### Extracted material ###
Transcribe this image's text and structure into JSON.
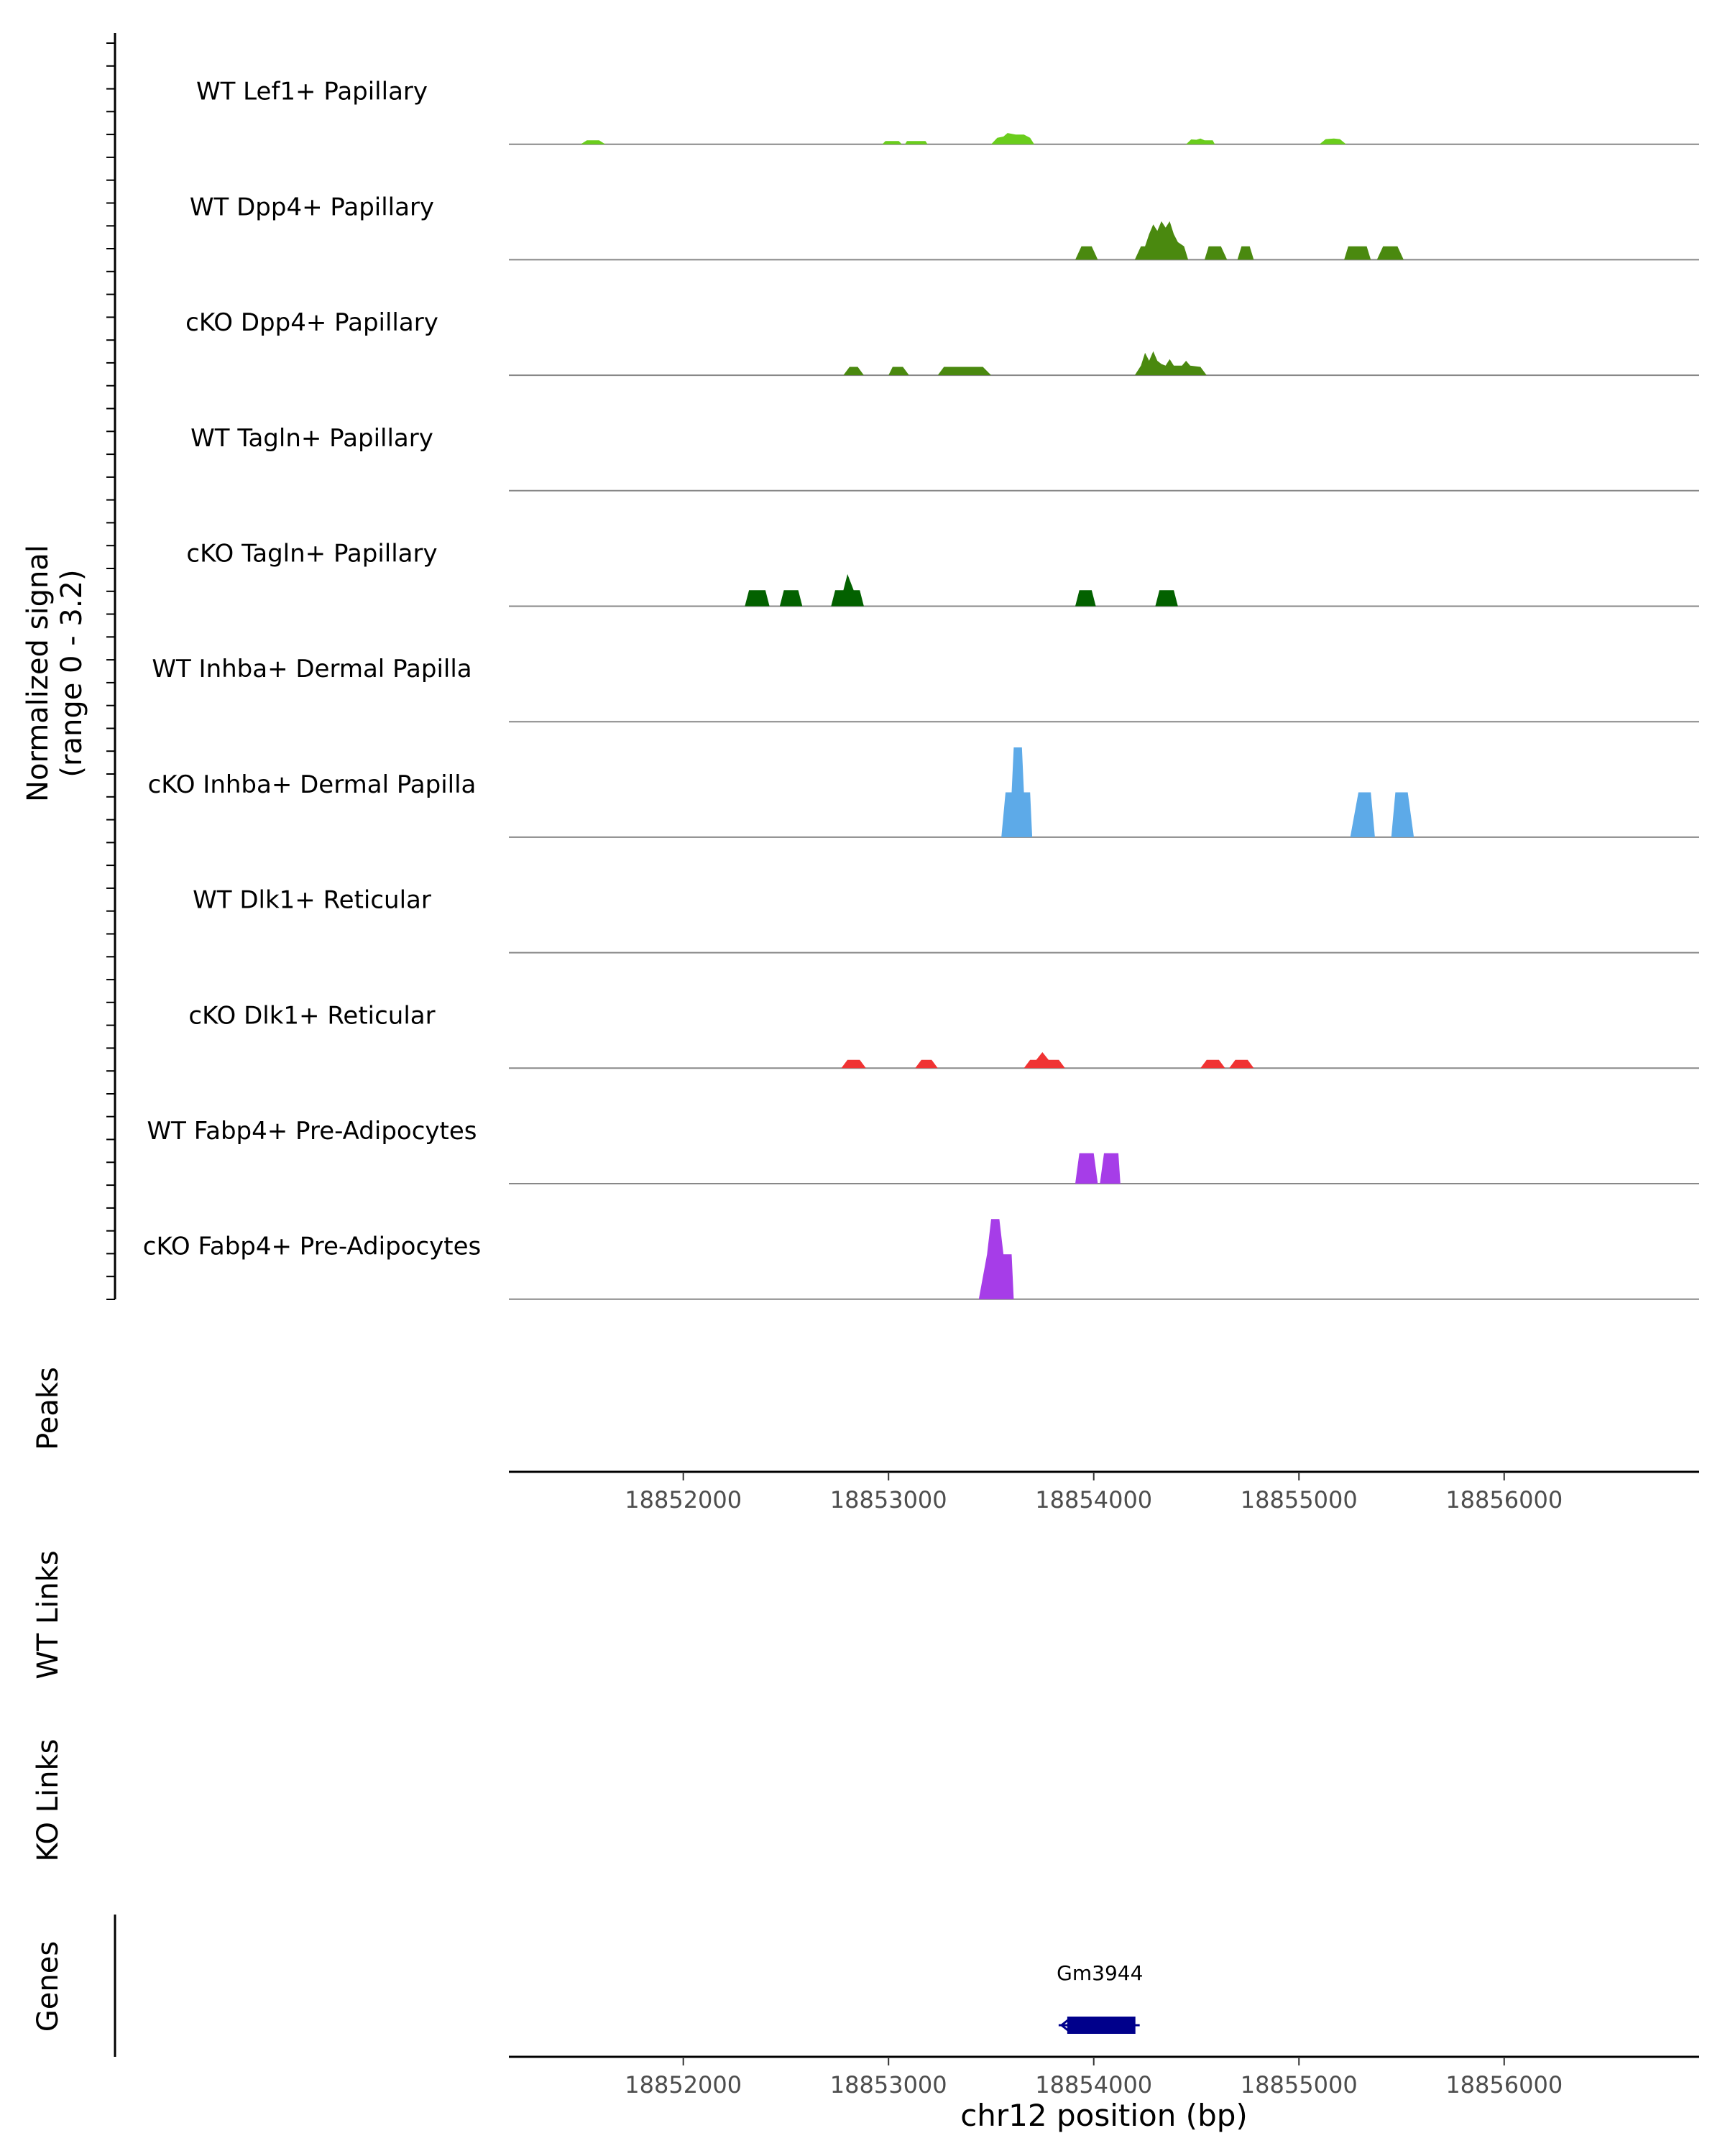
{
  "chart_data": {
    "type": "area",
    "chromosome": "chr12",
    "xlim": [
      18851150,
      18856950
    ],
    "xlabel": "chr12 position (bp)",
    "x_ticks": [
      18852000,
      18853000,
      18854000,
      18855000,
      18856000
    ],
    "x_tick_labels": [
      "18852000",
      "18853000",
      "18854000",
      "18855000",
      "18856000"
    ],
    "coverage": {
      "ylabel_line1": "Normalized signal",
      "ylabel_line2": "(range 0 - 3.2)",
      "ylim": [
        0,
        3.2
      ],
      "tracks": [
        {
          "name": "WT Lef1+ Papillary",
          "color": "#6ACD1C",
          "points": [
            [
              18851500,
              0
            ],
            [
              18851530,
              0.12
            ],
            [
              18851590,
              0.12
            ],
            [
              18851620,
              0
            ],
            [
              18852970,
              0
            ],
            [
              18852985,
              0.1
            ],
            [
              18853050,
              0.1
            ],
            [
              18853065,
              0
            ],
            [
              18853080,
              0
            ],
            [
              18853090,
              0.1
            ],
            [
              18853180,
              0.1
            ],
            [
              18853190,
              0
            ],
            [
              18853500,
              0
            ],
            [
              18853530,
              0.2
            ],
            [
              18853560,
              0.24
            ],
            [
              18853580,
              0.35
            ],
            [
              18853620,
              0.3
            ],
            [
              18853660,
              0.3
            ],
            [
              18853690,
              0.2
            ],
            [
              18853710,
              0
            ],
            [
              18854450,
              0
            ],
            [
              18854475,
              0.15
            ],
            [
              18854500,
              0.14
            ],
            [
              18854520,
              0.18
            ],
            [
              18854540,
              0.12
            ],
            [
              18854580,
              0.12
            ],
            [
              18854590,
              0
            ],
            [
              18855100,
              0
            ],
            [
              18855130,
              0.16
            ],
            [
              18855170,
              0.18
            ],
            [
              18855200,
              0.16
            ],
            [
              18855230,
              0
            ]
          ]
        },
        {
          "name": "WT Dpp4+ Papillary",
          "color": "#4A890F",
          "points": [
            [
              18853910,
              0
            ],
            [
              18853940,
              0.42
            ],
            [
              18853990,
              0.42
            ],
            [
              18854020,
              0
            ],
            [
              18854200,
              0
            ],
            [
              18854230,
              0.42
            ],
            [
              18854250,
              0.42
            ],
            [
              18854270,
              0.8
            ],
            [
              18854290,
              1.1
            ],
            [
              18854310,
              0.9
            ],
            [
              18854330,
              1.2
            ],
            [
              18854350,
              1.0
            ],
            [
              18854370,
              1.2
            ],
            [
              18854390,
              0.8
            ],
            [
              18854410,
              0.55
            ],
            [
              18854440,
              0.42
            ],
            [
              18854460,
              0
            ],
            [
              18854540,
              0
            ],
            [
              18854560,
              0.42
            ],
            [
              18854620,
              0.42
            ],
            [
              18854650,
              0
            ],
            [
              18854700,
              0
            ],
            [
              18854720,
              0.42
            ],
            [
              18854760,
              0.42
            ],
            [
              18854780,
              0
            ],
            [
              18855220,
              0
            ],
            [
              18855240,
              0.42
            ],
            [
              18855330,
              0.42
            ],
            [
              18855350,
              0
            ],
            [
              18855380,
              0
            ],
            [
              18855410,
              0.42
            ],
            [
              18855480,
              0.42
            ],
            [
              18855510,
              0
            ]
          ]
        },
        {
          "name": "cKO Dpp4+ Papillary",
          "color": "#4A890F",
          "points": [
            [
              18852780,
              0
            ],
            [
              18852810,
              0.26
            ],
            [
              18852850,
              0.26
            ],
            [
              18852880,
              0
            ],
            [
              18853000,
              0
            ],
            [
              18853020,
              0.26
            ],
            [
              18853070,
              0.26
            ],
            [
              18853100,
              0
            ],
            [
              18853240,
              0
            ],
            [
              18853270,
              0.26
            ],
            [
              18853460,
              0.26
            ],
            [
              18853500,
              0
            ],
            [
              18854200,
              0
            ],
            [
              18854230,
              0.3
            ],
            [
              18854250,
              0.7
            ],
            [
              18854270,
              0.45
            ],
            [
              18854290,
              0.75
            ],
            [
              18854310,
              0.45
            ],
            [
              18854330,
              0.35
            ],
            [
              18854350,
              0.3
            ],
            [
              18854370,
              0.5
            ],
            [
              18854390,
              0.3
            ],
            [
              18854430,
              0.3
            ],
            [
              18854450,
              0.45
            ],
            [
              18854470,
              0.3
            ],
            [
              18854520,
              0.26
            ],
            [
              18854550,
              0
            ]
          ]
        },
        {
          "name": "WT Tagln+ Papillary",
          "color": "#1E6B00",
          "points": []
        },
        {
          "name": "cKO Tagln+ Papillary",
          "color": "#036100",
          "points": [
            [
              18852300,
              0
            ],
            [
              18852320,
              0.5
            ],
            [
              18852400,
              0.5
            ],
            [
              18852420,
              0
            ],
            [
              18852470,
              0
            ],
            [
              18852490,
              0.5
            ],
            [
              18852560,
              0.5
            ],
            [
              18852580,
              0
            ],
            [
              18852720,
              0
            ],
            [
              18852740,
              0.5
            ],
            [
              18852780,
              0.5
            ],
            [
              18852800,
              1.0
            ],
            [
              18852830,
              0.5
            ],
            [
              18852860,
              0.5
            ],
            [
              18852880,
              0
            ],
            [
              18853910,
              0
            ],
            [
              18853930,
              0.5
            ],
            [
              18853990,
              0.5
            ],
            [
              18854010,
              0
            ],
            [
              18854300,
              0
            ],
            [
              18854320,
              0.5
            ],
            [
              18854390,
              0.5
            ],
            [
              18854410,
              0
            ]
          ]
        },
        {
          "name": "WT Inhba+ Dermal Papilla",
          "color": "#5DAAE8",
          "points": []
        },
        {
          "name": "cKO Inhba+ Dermal Papilla",
          "color": "#5DAAE8",
          "points": [
            [
              18853550,
              0
            ],
            [
              18853570,
              1.4
            ],
            [
              18853600,
              1.4
            ],
            [
              18853610,
              2.8
            ],
            [
              18853650,
              2.8
            ],
            [
              18853660,
              1.4
            ],
            [
              18853690,
              1.4
            ],
            [
              18853700,
              0
            ],
            [
              18855250,
              0
            ],
            [
              18855290,
              1.4
            ],
            [
              18855350,
              1.4
            ],
            [
              18855370,
              0
            ],
            [
              18855450,
              0
            ],
            [
              18855470,
              1.4
            ],
            [
              18855530,
              1.4
            ],
            [
              18855560,
              0
            ]
          ]
        },
        {
          "name": "WT Dlk1+ Reticular",
          "color": "#E83A3A",
          "points": []
        },
        {
          "name": "cKO Dlk1+ Reticular",
          "color": "#F03333",
          "points": [
            [
              18852770,
              0
            ],
            [
              18852800,
              0.26
            ],
            [
              18852860,
              0.26
            ],
            [
              18852890,
              0
            ],
            [
              18853130,
              0
            ],
            [
              18853160,
              0.26
            ],
            [
              18853210,
              0.26
            ],
            [
              18853240,
              0
            ],
            [
              18853660,
              0
            ],
            [
              18853690,
              0.26
            ],
            [
              18853720,
              0.26
            ],
            [
              18853750,
              0.5
            ],
            [
              18853780,
              0.26
            ],
            [
              18853830,
              0.26
            ],
            [
              18853860,
              0
            ],
            [
              18854520,
              0
            ],
            [
              18854550,
              0.26
            ],
            [
              18854610,
              0.26
            ],
            [
              18854640,
              0
            ],
            [
              18854660,
              0
            ],
            [
              18854690,
              0.26
            ],
            [
              18854750,
              0.26
            ],
            [
              18854780,
              0
            ]
          ]
        },
        {
          "name": "WT Fabp4+ Pre-Adipocytes",
          "color": "#A63DE8",
          "points": [
            [
              18853910,
              0
            ],
            [
              18853930,
              0.95
            ],
            [
              18854000,
              0.95
            ],
            [
              18854020,
              0
            ],
            [
              18854030,
              0
            ],
            [
              18854050,
              0.95
            ],
            [
              18854120,
              0.95
            ],
            [
              18854130,
              0
            ]
          ]
        },
        {
          "name": "cKO Fabp4+ Pre-Adipocytes",
          "color": "#A63DE8",
          "points": [
            [
              18853440,
              0
            ],
            [
              18853480,
              1.4
            ],
            [
              18853500,
              2.5
            ],
            [
              18853540,
              2.5
            ],
            [
              18853560,
              1.4
            ],
            [
              18853600,
              1.4
            ],
            [
              18853610,
              0
            ]
          ]
        }
      ]
    },
    "peaks_label": "Peaks",
    "wt_links_label": "WT Links",
    "ko_links_label": "KO Links",
    "genes": {
      "label": "Genes",
      "items": [
        {
          "name": "Gm3944",
          "start": 18853850,
          "end": 18854210,
          "strand": "-",
          "color": "#00008B"
        }
      ]
    }
  }
}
###
*Action item*
Return every line of the records in which the word "Inhba" is found.

*Response to the task*
          "name": "WT Inhba+ Dermal Papilla",
          "name": "cKO Inhba+ Dermal Papilla",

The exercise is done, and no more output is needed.